Copy every line of the records below where the word "this" occurs.

Supplied material:
-- Start --

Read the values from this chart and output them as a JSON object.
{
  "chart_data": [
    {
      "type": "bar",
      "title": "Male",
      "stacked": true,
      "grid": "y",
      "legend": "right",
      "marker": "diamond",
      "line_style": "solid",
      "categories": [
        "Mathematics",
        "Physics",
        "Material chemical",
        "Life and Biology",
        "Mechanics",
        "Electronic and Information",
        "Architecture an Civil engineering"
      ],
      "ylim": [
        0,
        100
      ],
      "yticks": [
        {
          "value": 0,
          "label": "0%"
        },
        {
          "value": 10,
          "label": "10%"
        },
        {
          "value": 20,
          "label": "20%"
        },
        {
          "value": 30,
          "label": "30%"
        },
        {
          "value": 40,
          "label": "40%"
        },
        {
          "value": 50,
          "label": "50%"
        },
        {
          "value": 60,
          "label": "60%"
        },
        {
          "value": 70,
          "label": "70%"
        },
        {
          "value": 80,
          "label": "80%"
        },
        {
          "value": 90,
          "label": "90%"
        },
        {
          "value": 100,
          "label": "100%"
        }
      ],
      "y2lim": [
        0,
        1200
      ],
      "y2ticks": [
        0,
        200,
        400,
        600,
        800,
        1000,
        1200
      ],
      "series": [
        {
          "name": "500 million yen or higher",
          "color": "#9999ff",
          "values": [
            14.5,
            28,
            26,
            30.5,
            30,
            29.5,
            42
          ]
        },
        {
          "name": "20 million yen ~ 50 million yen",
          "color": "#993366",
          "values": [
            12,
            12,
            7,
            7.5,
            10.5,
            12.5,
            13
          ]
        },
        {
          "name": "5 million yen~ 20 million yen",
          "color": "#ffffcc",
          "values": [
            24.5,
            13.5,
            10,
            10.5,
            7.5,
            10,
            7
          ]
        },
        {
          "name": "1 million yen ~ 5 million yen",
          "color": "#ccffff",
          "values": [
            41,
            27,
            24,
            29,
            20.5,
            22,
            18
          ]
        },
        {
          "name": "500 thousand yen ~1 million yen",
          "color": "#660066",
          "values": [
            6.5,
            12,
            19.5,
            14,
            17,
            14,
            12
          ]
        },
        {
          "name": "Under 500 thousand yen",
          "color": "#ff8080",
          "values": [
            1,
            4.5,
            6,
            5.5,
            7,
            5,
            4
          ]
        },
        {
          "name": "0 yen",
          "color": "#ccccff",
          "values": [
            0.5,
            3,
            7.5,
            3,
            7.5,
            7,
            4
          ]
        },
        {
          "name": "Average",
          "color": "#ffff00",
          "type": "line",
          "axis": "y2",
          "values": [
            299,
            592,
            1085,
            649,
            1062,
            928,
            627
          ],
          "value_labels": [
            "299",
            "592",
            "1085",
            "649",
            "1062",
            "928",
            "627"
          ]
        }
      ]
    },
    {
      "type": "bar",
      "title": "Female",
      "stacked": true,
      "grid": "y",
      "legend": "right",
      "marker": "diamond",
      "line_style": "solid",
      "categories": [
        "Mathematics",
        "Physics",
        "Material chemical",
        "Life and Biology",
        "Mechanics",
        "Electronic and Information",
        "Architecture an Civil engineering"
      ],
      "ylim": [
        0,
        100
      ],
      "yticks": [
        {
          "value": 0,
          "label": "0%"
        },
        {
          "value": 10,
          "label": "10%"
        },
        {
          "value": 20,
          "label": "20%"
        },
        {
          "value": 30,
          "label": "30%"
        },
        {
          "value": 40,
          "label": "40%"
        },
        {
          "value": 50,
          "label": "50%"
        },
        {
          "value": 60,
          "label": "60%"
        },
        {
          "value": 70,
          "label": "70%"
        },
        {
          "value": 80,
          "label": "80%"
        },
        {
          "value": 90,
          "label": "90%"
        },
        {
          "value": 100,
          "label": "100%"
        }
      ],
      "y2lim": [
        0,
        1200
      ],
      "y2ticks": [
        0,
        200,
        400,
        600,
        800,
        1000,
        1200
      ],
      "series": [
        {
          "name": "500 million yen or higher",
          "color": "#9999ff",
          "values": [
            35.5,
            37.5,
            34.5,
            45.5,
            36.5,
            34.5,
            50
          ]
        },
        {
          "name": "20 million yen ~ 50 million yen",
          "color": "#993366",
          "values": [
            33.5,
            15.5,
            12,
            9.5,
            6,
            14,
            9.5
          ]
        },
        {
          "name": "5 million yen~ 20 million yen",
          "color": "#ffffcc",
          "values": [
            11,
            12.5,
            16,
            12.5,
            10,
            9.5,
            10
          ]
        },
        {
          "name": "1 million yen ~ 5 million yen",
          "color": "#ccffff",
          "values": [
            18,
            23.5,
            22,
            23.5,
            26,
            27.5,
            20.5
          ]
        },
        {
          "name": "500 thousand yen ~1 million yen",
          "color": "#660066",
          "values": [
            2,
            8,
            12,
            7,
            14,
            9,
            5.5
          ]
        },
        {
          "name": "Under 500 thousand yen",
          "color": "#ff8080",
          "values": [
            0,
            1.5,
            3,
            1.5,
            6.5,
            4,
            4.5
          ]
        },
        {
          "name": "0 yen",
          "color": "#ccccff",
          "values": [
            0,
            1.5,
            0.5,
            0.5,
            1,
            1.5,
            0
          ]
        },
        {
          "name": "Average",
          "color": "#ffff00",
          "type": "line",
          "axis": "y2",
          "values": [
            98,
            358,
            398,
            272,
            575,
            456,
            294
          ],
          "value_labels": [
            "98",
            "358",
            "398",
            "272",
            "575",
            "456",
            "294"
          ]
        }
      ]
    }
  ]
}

-- End --
-- Start --

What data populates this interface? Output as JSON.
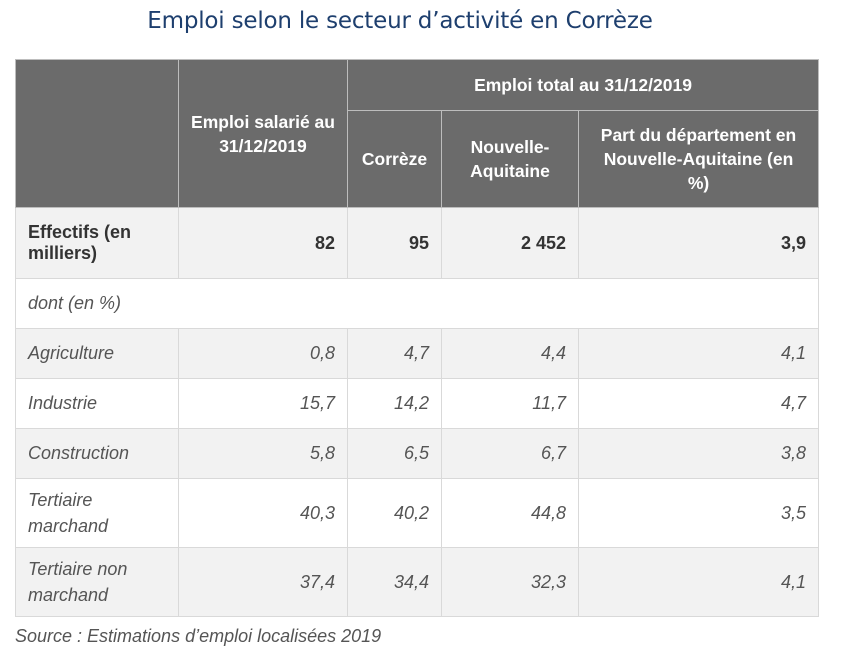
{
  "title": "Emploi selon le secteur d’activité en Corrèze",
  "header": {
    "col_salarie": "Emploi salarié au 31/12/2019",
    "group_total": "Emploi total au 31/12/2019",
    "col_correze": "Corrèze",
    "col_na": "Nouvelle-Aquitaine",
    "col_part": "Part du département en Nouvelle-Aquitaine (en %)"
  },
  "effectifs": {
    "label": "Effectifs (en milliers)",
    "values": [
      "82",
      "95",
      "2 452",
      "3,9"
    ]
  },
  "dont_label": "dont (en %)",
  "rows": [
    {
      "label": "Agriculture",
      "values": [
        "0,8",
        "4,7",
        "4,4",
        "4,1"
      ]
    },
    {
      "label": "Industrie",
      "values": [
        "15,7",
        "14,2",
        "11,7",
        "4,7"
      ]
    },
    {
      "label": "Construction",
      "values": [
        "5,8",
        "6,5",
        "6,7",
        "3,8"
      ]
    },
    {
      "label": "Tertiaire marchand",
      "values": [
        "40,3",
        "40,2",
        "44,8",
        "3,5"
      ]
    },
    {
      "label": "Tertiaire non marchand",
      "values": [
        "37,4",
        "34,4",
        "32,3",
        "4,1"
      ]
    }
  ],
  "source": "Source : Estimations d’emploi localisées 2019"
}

-- End --
-- Start --

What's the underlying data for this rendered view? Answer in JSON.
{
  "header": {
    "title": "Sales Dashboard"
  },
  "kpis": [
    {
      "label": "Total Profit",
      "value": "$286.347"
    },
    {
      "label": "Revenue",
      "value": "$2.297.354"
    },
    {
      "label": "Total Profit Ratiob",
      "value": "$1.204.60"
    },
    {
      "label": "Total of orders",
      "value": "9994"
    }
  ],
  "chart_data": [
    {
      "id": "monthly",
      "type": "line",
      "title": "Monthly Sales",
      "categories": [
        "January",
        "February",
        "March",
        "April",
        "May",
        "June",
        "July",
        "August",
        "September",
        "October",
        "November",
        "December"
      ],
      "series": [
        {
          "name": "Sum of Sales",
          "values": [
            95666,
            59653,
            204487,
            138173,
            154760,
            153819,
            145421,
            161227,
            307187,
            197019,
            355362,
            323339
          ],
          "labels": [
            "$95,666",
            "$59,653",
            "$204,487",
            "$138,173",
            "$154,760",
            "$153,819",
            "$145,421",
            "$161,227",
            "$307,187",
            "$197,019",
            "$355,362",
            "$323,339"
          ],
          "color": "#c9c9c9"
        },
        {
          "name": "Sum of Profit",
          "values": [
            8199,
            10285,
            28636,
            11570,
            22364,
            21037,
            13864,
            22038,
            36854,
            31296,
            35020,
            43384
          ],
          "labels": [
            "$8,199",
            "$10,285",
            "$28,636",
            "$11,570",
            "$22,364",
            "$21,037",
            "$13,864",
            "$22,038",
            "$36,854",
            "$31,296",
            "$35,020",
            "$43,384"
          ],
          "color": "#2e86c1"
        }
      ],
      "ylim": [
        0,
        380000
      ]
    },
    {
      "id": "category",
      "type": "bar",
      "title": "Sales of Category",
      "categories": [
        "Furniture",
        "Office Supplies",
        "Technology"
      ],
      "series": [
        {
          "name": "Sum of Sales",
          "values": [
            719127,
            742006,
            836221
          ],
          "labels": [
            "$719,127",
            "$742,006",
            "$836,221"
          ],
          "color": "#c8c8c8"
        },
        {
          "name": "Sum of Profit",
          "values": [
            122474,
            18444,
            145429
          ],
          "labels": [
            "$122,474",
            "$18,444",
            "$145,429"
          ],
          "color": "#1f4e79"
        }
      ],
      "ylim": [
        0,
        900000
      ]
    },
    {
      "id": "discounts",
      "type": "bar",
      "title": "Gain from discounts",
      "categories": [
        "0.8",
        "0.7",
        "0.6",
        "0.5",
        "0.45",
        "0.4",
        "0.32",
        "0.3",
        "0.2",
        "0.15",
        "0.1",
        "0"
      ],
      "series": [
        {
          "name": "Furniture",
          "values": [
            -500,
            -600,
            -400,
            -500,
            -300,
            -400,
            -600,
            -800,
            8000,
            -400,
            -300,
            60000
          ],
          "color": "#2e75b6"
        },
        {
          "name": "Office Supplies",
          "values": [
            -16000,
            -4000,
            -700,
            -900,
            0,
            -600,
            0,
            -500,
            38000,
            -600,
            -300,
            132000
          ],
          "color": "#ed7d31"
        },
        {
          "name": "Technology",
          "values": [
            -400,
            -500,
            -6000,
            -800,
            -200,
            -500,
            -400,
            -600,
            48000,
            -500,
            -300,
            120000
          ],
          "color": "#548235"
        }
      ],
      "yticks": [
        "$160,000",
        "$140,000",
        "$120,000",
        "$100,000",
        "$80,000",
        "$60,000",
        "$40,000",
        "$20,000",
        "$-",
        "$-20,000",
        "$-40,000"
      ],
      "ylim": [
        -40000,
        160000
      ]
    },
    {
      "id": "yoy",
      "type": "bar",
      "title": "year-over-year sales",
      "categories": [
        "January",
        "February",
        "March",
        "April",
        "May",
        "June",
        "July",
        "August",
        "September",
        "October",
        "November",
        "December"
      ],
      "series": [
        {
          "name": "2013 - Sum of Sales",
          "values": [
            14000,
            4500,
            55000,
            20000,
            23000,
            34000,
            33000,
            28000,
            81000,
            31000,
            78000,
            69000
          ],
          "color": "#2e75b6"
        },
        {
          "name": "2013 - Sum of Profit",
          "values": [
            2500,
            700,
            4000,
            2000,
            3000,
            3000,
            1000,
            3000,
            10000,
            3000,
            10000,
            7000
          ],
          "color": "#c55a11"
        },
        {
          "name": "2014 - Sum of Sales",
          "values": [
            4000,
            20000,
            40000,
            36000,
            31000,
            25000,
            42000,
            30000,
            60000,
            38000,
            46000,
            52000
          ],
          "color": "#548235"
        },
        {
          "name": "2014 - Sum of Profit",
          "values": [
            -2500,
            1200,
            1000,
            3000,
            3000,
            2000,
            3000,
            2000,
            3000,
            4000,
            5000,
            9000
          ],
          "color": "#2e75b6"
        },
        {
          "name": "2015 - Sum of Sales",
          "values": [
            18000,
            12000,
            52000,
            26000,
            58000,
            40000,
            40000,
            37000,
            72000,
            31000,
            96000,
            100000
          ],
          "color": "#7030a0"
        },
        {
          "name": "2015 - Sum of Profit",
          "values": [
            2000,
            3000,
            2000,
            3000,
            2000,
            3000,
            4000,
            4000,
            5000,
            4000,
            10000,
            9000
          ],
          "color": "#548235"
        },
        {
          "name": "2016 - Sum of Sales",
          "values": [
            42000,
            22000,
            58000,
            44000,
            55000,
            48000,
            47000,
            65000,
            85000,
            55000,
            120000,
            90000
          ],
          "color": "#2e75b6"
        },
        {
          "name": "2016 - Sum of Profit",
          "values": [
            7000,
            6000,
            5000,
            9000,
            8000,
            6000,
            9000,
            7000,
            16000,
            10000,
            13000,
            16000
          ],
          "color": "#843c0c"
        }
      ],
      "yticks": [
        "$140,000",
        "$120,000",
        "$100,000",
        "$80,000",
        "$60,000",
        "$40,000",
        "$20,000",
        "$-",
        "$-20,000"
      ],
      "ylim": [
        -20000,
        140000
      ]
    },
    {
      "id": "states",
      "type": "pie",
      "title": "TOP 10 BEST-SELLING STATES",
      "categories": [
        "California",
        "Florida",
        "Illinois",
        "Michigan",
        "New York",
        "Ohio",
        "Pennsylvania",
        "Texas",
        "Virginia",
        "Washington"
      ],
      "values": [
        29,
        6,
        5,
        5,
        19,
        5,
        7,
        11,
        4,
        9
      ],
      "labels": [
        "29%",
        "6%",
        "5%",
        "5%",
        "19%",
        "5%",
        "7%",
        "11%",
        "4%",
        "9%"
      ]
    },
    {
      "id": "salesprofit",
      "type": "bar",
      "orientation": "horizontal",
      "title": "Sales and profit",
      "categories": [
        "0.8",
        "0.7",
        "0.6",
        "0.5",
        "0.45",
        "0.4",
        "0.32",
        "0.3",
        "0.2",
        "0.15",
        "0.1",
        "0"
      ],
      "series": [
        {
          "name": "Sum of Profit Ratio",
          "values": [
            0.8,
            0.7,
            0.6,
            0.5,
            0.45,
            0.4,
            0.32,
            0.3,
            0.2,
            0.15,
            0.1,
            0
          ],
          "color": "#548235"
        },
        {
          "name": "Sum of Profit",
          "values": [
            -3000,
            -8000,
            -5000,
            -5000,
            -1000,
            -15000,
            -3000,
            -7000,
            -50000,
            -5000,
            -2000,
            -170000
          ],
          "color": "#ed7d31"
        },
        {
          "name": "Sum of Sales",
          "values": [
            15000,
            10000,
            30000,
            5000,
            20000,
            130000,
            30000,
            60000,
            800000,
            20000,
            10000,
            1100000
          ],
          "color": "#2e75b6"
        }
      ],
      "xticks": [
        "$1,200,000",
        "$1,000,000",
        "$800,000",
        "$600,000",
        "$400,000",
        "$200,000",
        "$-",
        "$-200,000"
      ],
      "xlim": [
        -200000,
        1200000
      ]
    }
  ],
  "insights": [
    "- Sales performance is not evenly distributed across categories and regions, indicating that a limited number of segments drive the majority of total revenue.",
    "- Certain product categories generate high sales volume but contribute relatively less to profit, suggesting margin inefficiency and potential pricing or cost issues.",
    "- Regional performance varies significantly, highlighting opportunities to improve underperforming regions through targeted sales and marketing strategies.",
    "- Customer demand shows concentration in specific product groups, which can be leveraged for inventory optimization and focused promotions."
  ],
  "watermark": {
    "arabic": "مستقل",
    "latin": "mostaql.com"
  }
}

-- End --

Full output:
Read the values from this chart and output them as a JSON object.
What data populates this interface? Output as JSON.
What's the underlying data for this rendered view? Answer in JSON.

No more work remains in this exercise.